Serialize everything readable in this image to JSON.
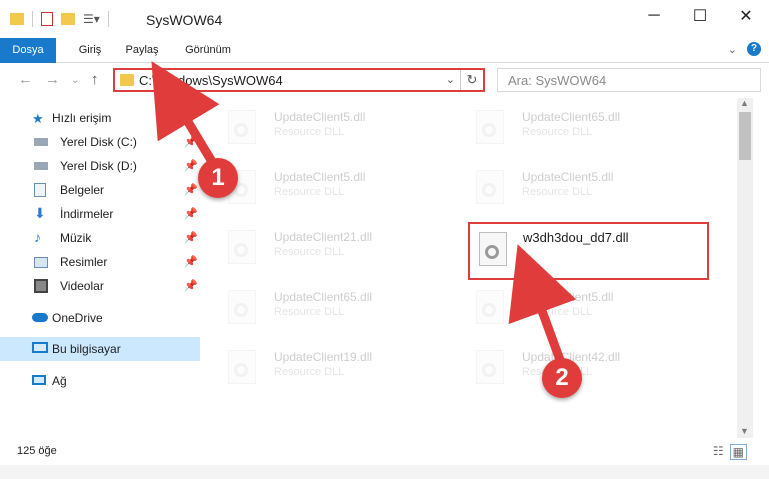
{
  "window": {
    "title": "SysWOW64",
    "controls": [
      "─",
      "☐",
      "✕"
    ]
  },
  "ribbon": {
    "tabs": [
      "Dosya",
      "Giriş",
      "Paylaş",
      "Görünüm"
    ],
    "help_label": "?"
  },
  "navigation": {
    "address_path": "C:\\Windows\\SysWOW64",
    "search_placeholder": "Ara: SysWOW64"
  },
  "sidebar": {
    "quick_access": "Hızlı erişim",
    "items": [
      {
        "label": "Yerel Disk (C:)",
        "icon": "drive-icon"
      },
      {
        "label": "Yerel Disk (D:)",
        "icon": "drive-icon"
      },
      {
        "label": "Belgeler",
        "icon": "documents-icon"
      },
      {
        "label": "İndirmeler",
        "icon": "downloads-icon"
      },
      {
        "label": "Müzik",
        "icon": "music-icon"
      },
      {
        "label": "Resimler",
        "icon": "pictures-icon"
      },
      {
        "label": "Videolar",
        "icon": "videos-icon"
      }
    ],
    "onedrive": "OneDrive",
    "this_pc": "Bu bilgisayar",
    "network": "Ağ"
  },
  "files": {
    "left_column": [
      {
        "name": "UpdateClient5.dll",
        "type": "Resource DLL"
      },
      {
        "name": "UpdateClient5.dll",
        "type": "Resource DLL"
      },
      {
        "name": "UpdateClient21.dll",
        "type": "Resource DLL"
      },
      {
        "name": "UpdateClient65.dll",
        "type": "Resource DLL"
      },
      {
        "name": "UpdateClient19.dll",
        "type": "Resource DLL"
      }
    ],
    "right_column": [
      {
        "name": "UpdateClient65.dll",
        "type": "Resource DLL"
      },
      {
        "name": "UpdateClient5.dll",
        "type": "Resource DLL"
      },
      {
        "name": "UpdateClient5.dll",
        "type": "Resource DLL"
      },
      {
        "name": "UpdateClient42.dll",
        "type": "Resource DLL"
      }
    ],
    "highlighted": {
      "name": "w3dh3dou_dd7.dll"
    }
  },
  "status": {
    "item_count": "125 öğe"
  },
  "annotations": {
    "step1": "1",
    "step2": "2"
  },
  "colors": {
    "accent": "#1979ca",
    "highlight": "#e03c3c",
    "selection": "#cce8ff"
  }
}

++++++++

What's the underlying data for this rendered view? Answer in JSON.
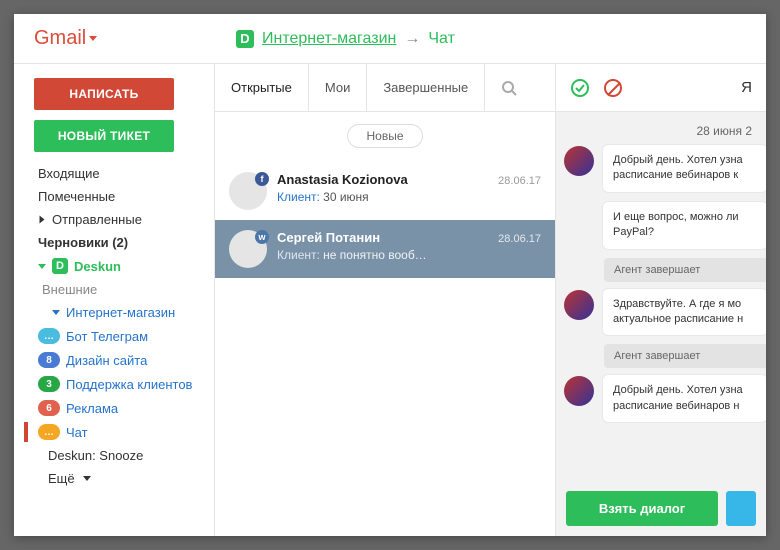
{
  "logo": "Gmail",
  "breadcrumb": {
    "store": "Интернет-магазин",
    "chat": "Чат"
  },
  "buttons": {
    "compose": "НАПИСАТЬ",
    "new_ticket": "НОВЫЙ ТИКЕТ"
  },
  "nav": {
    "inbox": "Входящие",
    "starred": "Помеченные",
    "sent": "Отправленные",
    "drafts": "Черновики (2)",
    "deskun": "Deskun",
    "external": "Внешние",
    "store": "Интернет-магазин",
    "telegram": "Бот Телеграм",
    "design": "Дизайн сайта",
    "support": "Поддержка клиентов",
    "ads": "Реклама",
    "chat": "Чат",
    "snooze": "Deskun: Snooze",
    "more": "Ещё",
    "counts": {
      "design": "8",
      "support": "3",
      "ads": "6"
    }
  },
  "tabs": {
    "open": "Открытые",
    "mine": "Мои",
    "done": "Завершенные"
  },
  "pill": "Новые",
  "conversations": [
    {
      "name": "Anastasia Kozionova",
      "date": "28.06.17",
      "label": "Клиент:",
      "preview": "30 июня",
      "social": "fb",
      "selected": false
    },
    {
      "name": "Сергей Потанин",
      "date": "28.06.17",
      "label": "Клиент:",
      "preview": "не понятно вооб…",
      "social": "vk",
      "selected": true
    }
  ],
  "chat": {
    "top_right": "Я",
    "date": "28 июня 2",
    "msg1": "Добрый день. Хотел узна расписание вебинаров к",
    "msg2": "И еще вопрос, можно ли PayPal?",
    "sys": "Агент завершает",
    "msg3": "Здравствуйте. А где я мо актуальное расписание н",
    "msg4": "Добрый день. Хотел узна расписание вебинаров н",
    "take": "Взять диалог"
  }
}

++++++++

Pick out all the lines with the word "узна" in them and copy them.

    "msg1": "Добрый день. Хотел узна расписание вебинаров к",
    "msg4": "Добрый день. Хотел узна расписание вебинаров н",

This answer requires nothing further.